Start Supplied data

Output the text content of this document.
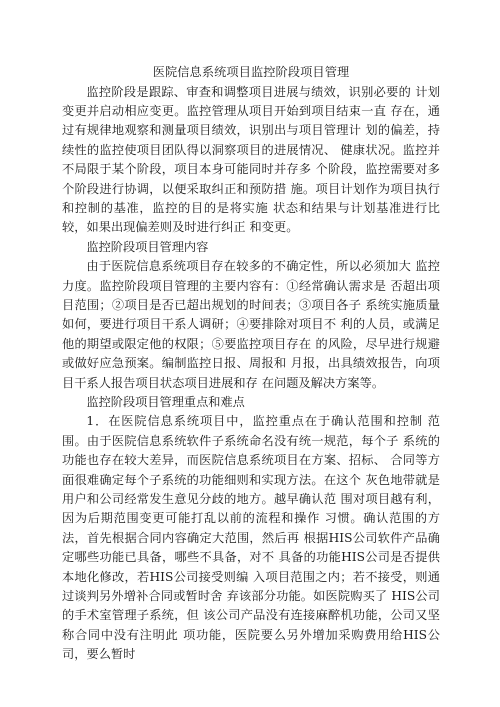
医院信息系统项目监控阶段项目管理

监控阶段是跟踪、审查和调整项目进展与绩效，识别必要的 计划变更并启动相应变更。监控管理从项目开始到项目结束一直 存在，通过有规律地观察和测量项目绩效，识别出与项目管理计 划的偏差，持续性的监控使项目团队得以洞察项目的进展情况、 健康状况。监控并不局限于某个阶段，项目本身可能同时并存多 个阶段，监控需要对多个阶段进行协调，以便采取纠正和预防措 施。项目计划作为项目执行和控制的基准，监控的目的是将实施 状态和结果与计划基准进行比较，如果出现偏差则及时进行纠正 和变更。

监控阶段项目管理内容

由于医院信息系统项目存在较多的不确定性，所以必须加大 监控力度。监控阶段项目管理的主要内容有：①经常确认需求是 否超出项目范围；②项目是否已超出规划的时间表；③项目各子 系统实施质量如何，要进行项目干系人调研；④要排除对项目不 利的人员，或满足他的期望或限定他的权限；⑤要监控项目存在 的风险，尽早进行规避或做好应急预案。编制监控日报、周报和 月报，出具绩效报告，向项目干系人报告项目状态项目进展和存 在问题及解决方案等。

监控阶段项目管理重点和难点

1．在医院信息系统项目中，监控重点在于确认范围和控制 范围。由于医院信息系统软件子系统命名没有统一规范，每个子 系统的功能也存在较大差异，而医院信息系统项目在方案、招标、 合同等方面很难确定每个子系统的功能细则和实现方法。在这个 灰色地带就是用户和公司经常发生意见分歧的地方。越早确认范 围对项目越有利，因为后期范围变更可能打乱以前的流程和操作 习惯。确认范围的方法，首先根据合同内容确定大范围，然后再 根据HIS公司软件产品确定哪些功能已具备，哪些不具备，对不 具备的功能HIS公司是否提供本地化修改，若HIS公司接受则编 入项目范围之内；若不接受，则通过谈判另外增补合同或暂时舍 弃该部分功能。如医院购买了 HIS公司的手术室管理子系统，但 该公司产品没有连接麻醉机功能，公司又坚称合同中没有注明此 项功能，医院要么另外增加采购费用给HIS公司，要么暂时
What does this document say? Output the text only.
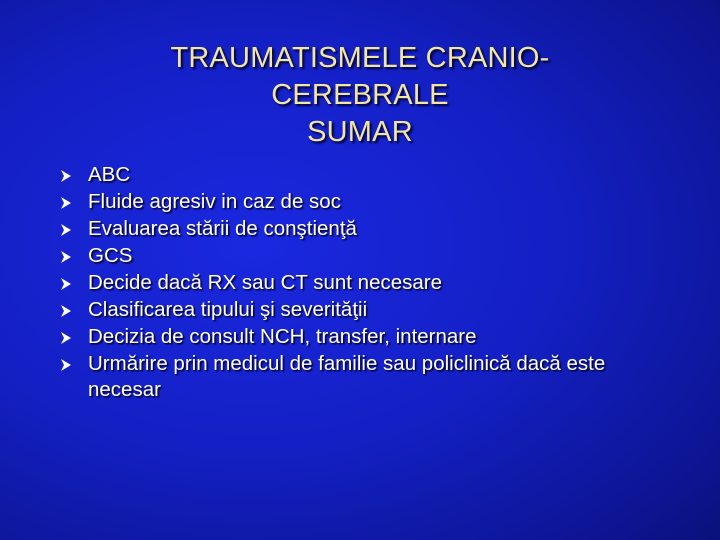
TRAUMATISMELE CRANIO-
CEREBRALE
SUMAR
ABC
Fluide agresiv in caz de soc
Evaluarea stării de conştienţă
GCS
Decide dacă RX sau CT sunt necesare
Clasificarea tipului şi severităţii
Decizia de consult NCH, transfer, internare
Urmărire prin medicul de familie sau policlinică dacă este necesar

End Supplied data

▸ Aim
Skip all pictures. Write out only the lines from the one containing "What does this" to the end of the listing above, inclusive, exactly as given.

▸ Exercise solution
What does this document say? Output the text only.
TRAUMATISMELE CRANIO-
CEREBRALE
SUMAR
ABC
Fluide agresiv in caz de soc
Evaluarea stării de conştienţă
GCS
Decide dacă RX sau CT sunt necesare
Clasificarea tipului şi severităţii
Decizia de consult NCH, transfer, internare
Urmărire prin medicul de familie sau policlinică dacă este necesar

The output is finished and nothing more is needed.